§ Record excerpts
==================================================
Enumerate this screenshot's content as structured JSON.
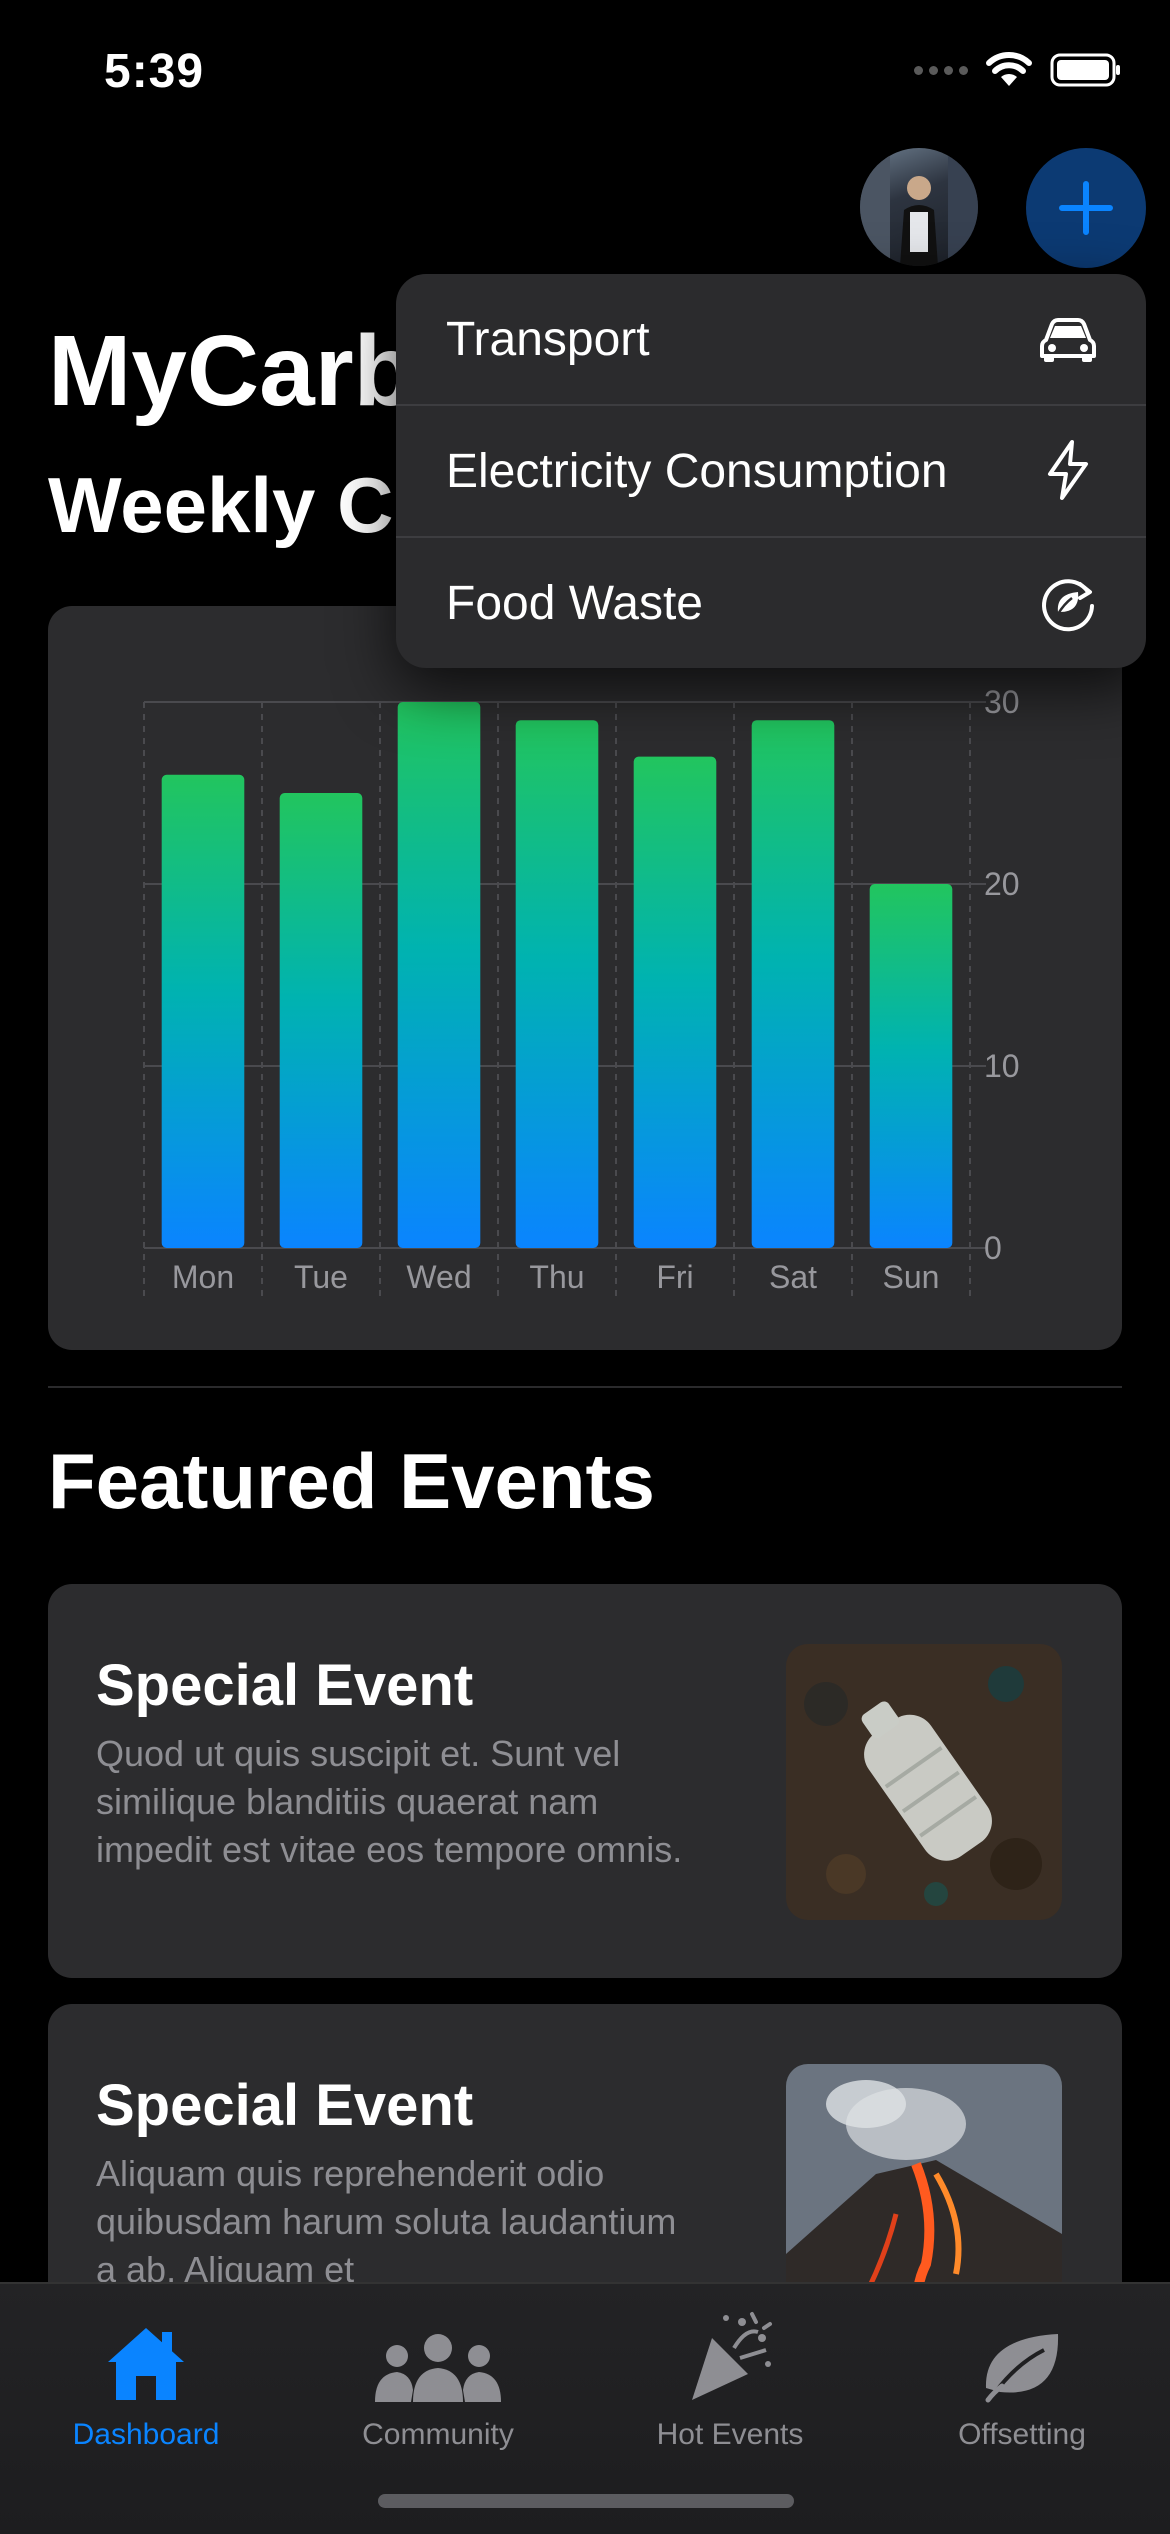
{
  "status_bar": {
    "time": "5:39"
  },
  "header": {
    "app_title": "MyCarb",
    "chart_heading": "Weekly C"
  },
  "menu": {
    "items": [
      {
        "label": "Transport",
        "icon": "car-icon"
      },
      {
        "label": "Electricity Consumption",
        "icon": "bolt-icon"
      },
      {
        "label": "Food Waste",
        "icon": "recycle-leaf-icon"
      }
    ]
  },
  "chart_data": {
    "type": "bar",
    "categories": [
      "Mon",
      "Tue",
      "Wed",
      "Thu",
      "Fri",
      "Sat",
      "Sun"
    ],
    "values": [
      26,
      25,
      30,
      29,
      27,
      29,
      20
    ],
    "ylim": [
      0,
      30
    ],
    "yticks": [
      0,
      10,
      20,
      30
    ],
    "y_axis_position": "right",
    "grid": true,
    "colors": {
      "bar_top": "#22c55e",
      "bar_mid": "#00b3b0",
      "bar_bottom": "#0a84ff"
    }
  },
  "featured": {
    "title": "Featured Events",
    "events": [
      {
        "title": "Special Event",
        "description": "Quod ut quis suscipit et. Sunt vel similique blanditiis quaerat nam impedit est vitae eos tempore omnis."
      },
      {
        "title": "Special Event",
        "description": "Aliquam quis reprehenderit odio quibusdam harum soluta laudantium a ab. Aliquam et"
      }
    ]
  },
  "tab_bar": {
    "tabs": [
      {
        "label": "Dashboard",
        "icon": "house-icon",
        "active": true
      },
      {
        "label": "Community",
        "icon": "people-icon",
        "active": false
      },
      {
        "label": "Hot Events",
        "icon": "party-popper-icon",
        "active": false
      },
      {
        "label": "Offsetting",
        "icon": "leaf-icon",
        "active": false
      }
    ]
  },
  "colors": {
    "accent": "#0a84ff",
    "card": "#2c2c2e",
    "add_button": "#0c3a73"
  }
}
==================================================
§ Exercise objective
Retype the listing exactly. Pictures do not belong in the copy.

§ Output
Enumerate this screenshot's content as structured JSON.
{
  "status_bar": {
    "time": "5:39"
  },
  "header": {
    "app_title": "MyCarb",
    "chart_heading": "Weekly C"
  },
  "menu": {
    "items": [
      {
        "label": "Transport",
        "icon": "car-icon"
      },
      {
        "label": "Electricity Consumption",
        "icon": "bolt-icon"
      },
      {
        "label": "Food Waste",
        "icon": "recycle-leaf-icon"
      }
    ]
  },
  "chart_data": {
    "type": "bar",
    "categories": [
      "Mon",
      "Tue",
      "Wed",
      "Thu",
      "Fri",
      "Sat",
      "Sun"
    ],
    "values": [
      26,
      25,
      30,
      29,
      27,
      29,
      20
    ],
    "ylim": [
      0,
      30
    ],
    "yticks": [
      0,
      10,
      20,
      30
    ],
    "y_axis_position": "right",
    "grid": true,
    "colors": {
      "bar_top": "#22c55e",
      "bar_mid": "#00b3b0",
      "bar_bottom": "#0a84ff"
    }
  },
  "featured": {
    "title": "Featured Events",
    "events": [
      {
        "title": "Special Event",
        "description": "Quod ut quis suscipit et. Sunt vel similique blanditiis quaerat nam impedit est vitae eos tempore omnis."
      },
      {
        "title": "Special Event",
        "description": "Aliquam quis reprehenderit odio quibusdam harum soluta laudantium a ab. Aliquam et"
      }
    ]
  },
  "tab_bar": {
    "tabs": [
      {
        "label": "Dashboard",
        "icon": "house-icon",
        "active": true
      },
      {
        "label": "Community",
        "icon": "people-icon",
        "active": false
      },
      {
        "label": "Hot Events",
        "icon": "party-popper-icon",
        "active": false
      },
      {
        "label": "Offsetting",
        "icon": "leaf-icon",
        "active": false
      }
    ]
  },
  "colors": {
    "accent": "#0a84ff",
    "card": "#2c2c2e",
    "add_button": "#0c3a73"
  }
}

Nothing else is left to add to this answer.